### DIRECTIONS FOR THIS TASK:
Repeat the whole listing exactly as written.
## START SUPPLIED DATA
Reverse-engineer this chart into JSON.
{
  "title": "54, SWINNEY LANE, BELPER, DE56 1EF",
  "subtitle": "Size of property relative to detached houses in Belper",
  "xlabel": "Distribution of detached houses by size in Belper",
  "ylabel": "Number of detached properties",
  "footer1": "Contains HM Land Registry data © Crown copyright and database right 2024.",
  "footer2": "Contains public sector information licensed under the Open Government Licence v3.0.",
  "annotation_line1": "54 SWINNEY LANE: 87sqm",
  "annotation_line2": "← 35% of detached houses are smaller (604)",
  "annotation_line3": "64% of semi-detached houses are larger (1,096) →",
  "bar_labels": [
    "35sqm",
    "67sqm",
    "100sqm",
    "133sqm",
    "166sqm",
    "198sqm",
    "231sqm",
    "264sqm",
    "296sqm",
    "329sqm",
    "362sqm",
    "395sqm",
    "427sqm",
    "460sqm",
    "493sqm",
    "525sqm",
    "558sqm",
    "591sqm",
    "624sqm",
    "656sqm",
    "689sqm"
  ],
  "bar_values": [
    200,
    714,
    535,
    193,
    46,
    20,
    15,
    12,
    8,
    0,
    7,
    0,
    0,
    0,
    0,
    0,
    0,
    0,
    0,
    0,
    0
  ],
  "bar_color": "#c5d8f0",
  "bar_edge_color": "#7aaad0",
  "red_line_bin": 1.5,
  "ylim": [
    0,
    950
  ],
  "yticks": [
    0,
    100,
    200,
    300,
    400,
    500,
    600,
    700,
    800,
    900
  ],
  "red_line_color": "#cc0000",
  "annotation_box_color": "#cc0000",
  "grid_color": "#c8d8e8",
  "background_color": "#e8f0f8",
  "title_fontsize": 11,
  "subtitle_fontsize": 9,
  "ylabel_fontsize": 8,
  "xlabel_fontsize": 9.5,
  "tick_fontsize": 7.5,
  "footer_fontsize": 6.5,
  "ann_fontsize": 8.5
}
## END SUPPLIED DATA
### SOLUTION BELOW:
Reverse-engineer this chart into JSON.
{
  "title": "54, SWINNEY LANE, BELPER, DE56 1EF",
  "subtitle": "Size of property relative to detached houses in Belper",
  "xlabel": "Distribution of detached houses by size in Belper",
  "ylabel": "Number of detached properties",
  "footer1": "Contains HM Land Registry data © Crown copyright and database right 2024.",
  "footer2": "Contains public sector information licensed under the Open Government Licence v3.0.",
  "annotation_line1": "54 SWINNEY LANE: 87sqm",
  "annotation_line2": "← 35% of detached houses are smaller (604)",
  "annotation_line3": "64% of semi-detached houses are larger (1,096) →",
  "bar_labels": [
    "35sqm",
    "67sqm",
    "100sqm",
    "133sqm",
    "166sqm",
    "198sqm",
    "231sqm",
    "264sqm",
    "296sqm",
    "329sqm",
    "362sqm",
    "395sqm",
    "427sqm",
    "460sqm",
    "493sqm",
    "525sqm",
    "558sqm",
    "591sqm",
    "624sqm",
    "656sqm",
    "689sqm"
  ],
  "bar_values": [
    200,
    714,
    535,
    193,
    46,
    20,
    15,
    12,
    8,
    0,
    7,
    0,
    0,
    0,
    0,
    0,
    0,
    0,
    0,
    0,
    0
  ],
  "bar_color": "#c5d8f0",
  "bar_edge_color": "#7aaad0",
  "red_line_bin": 1.5,
  "ylim": [
    0,
    950
  ],
  "yticks": [
    0,
    100,
    200,
    300,
    400,
    500,
    600,
    700,
    800,
    900
  ],
  "red_line_color": "#cc0000",
  "annotation_box_color": "#cc0000",
  "grid_color": "#c8d8e8",
  "background_color": "#e8f0f8",
  "title_fontsize": 11,
  "subtitle_fontsize": 9,
  "ylabel_fontsize": 8,
  "xlabel_fontsize": 9.5,
  "tick_fontsize": 7.5,
  "footer_fontsize": 6.5,
  "ann_fontsize": 8.5
}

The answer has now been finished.